Given request:
Of the lines in the entries below, state how many hold the word "一起进行制作". Say nothing else.

## begin

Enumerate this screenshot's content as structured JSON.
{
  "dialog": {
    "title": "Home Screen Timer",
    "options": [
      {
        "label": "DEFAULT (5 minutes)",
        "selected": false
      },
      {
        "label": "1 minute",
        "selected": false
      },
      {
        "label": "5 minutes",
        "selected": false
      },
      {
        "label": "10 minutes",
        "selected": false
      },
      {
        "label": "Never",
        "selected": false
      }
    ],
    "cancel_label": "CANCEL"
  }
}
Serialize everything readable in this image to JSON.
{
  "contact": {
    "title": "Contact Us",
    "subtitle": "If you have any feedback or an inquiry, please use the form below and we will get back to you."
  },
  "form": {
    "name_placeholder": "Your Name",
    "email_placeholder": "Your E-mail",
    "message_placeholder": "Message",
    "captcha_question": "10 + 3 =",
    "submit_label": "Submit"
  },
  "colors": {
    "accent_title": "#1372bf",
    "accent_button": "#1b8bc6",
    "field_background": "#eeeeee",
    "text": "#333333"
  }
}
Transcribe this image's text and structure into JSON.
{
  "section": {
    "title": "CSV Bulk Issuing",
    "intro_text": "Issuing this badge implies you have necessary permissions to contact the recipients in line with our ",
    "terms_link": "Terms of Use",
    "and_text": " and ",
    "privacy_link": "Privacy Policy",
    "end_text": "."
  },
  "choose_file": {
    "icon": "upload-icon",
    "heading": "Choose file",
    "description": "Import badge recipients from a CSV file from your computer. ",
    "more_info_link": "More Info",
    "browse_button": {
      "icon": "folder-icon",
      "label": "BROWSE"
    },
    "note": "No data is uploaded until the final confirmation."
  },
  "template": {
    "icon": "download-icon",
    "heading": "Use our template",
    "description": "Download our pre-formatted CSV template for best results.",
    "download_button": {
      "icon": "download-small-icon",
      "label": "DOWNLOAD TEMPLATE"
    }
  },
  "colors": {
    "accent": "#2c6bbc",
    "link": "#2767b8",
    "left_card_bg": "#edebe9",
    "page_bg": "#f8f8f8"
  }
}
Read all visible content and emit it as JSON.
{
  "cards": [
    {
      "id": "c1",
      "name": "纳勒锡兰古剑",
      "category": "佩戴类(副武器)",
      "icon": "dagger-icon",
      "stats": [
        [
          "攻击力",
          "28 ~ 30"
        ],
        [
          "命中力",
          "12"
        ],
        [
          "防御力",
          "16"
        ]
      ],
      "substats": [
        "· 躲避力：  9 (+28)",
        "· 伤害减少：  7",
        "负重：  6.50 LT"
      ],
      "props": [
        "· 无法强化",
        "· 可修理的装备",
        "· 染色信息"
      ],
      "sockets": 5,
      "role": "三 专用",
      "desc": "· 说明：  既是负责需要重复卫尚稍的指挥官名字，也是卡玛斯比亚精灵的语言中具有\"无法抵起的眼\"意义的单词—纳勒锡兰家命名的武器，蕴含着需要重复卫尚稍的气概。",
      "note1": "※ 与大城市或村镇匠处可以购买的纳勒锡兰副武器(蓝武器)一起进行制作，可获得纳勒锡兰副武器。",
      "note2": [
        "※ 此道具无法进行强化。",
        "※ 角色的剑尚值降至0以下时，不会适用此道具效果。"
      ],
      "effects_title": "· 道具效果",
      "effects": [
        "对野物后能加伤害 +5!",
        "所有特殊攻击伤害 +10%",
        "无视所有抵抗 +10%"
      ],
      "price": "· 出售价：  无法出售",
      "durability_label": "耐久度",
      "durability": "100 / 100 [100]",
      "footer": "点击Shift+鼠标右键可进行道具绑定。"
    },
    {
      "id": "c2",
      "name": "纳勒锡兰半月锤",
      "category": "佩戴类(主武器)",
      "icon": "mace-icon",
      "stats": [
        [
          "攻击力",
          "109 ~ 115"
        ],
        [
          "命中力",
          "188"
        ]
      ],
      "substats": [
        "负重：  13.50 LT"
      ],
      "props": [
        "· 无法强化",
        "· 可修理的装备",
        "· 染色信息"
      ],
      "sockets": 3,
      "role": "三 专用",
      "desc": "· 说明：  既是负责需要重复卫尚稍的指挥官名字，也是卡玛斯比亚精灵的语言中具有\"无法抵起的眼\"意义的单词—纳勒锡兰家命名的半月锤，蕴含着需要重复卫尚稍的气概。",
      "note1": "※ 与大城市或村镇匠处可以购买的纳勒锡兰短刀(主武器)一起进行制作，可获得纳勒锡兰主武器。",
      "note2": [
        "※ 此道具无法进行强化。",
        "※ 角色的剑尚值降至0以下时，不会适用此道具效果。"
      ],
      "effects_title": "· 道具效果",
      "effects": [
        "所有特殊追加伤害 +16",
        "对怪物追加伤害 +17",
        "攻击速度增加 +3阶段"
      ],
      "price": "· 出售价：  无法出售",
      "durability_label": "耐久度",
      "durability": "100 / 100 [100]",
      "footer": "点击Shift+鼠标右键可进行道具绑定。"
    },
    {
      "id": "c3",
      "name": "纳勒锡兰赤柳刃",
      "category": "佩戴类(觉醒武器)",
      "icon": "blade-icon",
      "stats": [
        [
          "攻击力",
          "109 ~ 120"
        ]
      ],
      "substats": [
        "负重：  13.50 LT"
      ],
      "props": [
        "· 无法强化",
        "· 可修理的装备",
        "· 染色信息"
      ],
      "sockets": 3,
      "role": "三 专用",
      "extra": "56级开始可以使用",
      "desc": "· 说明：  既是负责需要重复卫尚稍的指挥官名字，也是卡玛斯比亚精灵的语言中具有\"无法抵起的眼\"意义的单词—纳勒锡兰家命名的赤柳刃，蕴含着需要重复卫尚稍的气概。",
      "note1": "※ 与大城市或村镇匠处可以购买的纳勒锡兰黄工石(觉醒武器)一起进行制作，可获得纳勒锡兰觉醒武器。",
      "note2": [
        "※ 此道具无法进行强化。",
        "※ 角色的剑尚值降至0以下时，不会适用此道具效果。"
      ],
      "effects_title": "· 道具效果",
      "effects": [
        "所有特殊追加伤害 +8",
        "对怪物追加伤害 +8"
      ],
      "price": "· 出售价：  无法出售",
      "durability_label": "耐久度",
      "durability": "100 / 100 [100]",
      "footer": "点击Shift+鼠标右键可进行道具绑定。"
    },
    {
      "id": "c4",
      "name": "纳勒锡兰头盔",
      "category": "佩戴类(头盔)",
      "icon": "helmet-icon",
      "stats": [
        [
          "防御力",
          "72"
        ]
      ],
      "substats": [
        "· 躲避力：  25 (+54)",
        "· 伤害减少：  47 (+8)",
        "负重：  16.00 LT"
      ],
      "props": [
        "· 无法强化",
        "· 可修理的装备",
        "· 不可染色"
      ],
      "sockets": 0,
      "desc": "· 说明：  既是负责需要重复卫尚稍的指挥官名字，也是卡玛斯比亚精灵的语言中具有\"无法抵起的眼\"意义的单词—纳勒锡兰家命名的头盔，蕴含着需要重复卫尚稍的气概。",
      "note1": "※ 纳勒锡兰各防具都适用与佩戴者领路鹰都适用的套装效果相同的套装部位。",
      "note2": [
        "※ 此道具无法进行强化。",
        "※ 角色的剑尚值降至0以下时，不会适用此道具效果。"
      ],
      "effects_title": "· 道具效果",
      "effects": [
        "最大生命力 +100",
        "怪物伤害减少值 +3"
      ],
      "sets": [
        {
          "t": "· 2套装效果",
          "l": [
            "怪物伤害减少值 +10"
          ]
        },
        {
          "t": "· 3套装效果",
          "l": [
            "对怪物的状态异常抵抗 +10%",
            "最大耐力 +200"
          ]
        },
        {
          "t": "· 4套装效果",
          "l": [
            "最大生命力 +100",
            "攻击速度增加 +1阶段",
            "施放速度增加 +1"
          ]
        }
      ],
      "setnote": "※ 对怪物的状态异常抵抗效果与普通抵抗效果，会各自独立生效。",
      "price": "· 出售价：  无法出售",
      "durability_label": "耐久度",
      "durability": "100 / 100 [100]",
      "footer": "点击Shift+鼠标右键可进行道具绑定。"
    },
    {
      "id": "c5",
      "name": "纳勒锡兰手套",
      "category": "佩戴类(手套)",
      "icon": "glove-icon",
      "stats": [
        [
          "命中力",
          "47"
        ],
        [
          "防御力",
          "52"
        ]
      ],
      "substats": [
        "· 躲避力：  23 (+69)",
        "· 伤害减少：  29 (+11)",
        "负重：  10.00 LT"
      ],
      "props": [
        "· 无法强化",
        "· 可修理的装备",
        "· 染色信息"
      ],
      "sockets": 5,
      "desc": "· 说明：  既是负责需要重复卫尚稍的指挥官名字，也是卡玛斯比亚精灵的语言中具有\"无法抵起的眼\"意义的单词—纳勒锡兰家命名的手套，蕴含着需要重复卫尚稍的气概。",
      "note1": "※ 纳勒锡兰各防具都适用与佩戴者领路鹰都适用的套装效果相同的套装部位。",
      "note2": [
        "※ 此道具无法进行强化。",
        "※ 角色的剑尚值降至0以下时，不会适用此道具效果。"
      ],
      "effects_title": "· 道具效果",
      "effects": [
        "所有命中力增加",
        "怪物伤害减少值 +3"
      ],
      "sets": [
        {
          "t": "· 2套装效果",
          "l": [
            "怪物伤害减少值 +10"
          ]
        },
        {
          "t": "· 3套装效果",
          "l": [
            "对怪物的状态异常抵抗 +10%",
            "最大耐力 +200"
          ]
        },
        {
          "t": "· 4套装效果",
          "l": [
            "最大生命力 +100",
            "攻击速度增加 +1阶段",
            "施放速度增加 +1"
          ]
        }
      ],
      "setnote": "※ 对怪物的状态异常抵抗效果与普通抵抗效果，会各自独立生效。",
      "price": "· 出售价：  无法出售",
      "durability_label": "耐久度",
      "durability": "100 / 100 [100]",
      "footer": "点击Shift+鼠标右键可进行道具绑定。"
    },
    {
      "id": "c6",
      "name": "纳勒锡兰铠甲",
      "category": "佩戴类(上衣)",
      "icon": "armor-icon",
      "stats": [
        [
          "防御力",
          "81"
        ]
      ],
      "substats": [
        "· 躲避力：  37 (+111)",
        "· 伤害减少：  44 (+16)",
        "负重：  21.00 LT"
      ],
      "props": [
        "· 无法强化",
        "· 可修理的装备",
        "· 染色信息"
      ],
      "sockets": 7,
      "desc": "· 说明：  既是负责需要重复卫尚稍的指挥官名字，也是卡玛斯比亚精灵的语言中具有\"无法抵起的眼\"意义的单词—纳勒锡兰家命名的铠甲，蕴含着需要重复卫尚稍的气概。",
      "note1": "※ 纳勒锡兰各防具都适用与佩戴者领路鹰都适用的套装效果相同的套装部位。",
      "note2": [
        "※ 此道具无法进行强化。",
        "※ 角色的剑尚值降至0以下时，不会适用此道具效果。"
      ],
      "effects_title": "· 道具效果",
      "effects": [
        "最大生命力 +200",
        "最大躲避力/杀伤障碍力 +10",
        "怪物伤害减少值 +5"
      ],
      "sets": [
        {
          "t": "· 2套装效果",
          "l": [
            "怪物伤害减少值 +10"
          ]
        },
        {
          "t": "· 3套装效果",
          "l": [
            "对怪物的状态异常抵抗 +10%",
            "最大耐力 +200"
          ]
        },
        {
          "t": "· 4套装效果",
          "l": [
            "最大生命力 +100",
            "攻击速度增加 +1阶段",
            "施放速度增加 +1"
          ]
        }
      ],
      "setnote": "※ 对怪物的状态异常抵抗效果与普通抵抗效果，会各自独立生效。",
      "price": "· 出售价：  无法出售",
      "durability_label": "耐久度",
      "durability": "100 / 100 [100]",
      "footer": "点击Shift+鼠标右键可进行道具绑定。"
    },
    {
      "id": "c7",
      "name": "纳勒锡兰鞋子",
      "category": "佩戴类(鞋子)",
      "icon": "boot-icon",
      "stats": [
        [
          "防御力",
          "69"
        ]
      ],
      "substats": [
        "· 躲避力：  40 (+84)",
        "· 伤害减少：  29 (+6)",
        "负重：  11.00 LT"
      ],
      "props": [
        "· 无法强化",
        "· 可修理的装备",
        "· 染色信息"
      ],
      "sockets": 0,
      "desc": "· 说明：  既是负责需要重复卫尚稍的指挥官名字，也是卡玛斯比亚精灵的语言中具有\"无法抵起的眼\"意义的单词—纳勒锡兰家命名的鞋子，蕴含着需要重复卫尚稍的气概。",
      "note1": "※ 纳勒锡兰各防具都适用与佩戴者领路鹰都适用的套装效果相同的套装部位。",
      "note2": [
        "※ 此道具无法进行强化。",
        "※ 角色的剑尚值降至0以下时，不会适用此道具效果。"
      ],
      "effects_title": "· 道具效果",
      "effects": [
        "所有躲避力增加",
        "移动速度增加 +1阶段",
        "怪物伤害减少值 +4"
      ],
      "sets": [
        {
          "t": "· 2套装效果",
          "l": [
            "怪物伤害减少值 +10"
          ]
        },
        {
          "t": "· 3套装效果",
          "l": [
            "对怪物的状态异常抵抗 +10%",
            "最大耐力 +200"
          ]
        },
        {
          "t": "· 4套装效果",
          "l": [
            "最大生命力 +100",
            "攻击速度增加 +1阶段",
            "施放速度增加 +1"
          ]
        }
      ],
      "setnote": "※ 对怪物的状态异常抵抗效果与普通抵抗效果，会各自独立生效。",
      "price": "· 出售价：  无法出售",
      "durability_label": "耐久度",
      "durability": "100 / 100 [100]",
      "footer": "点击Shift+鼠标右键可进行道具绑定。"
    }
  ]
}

## end

Result:
3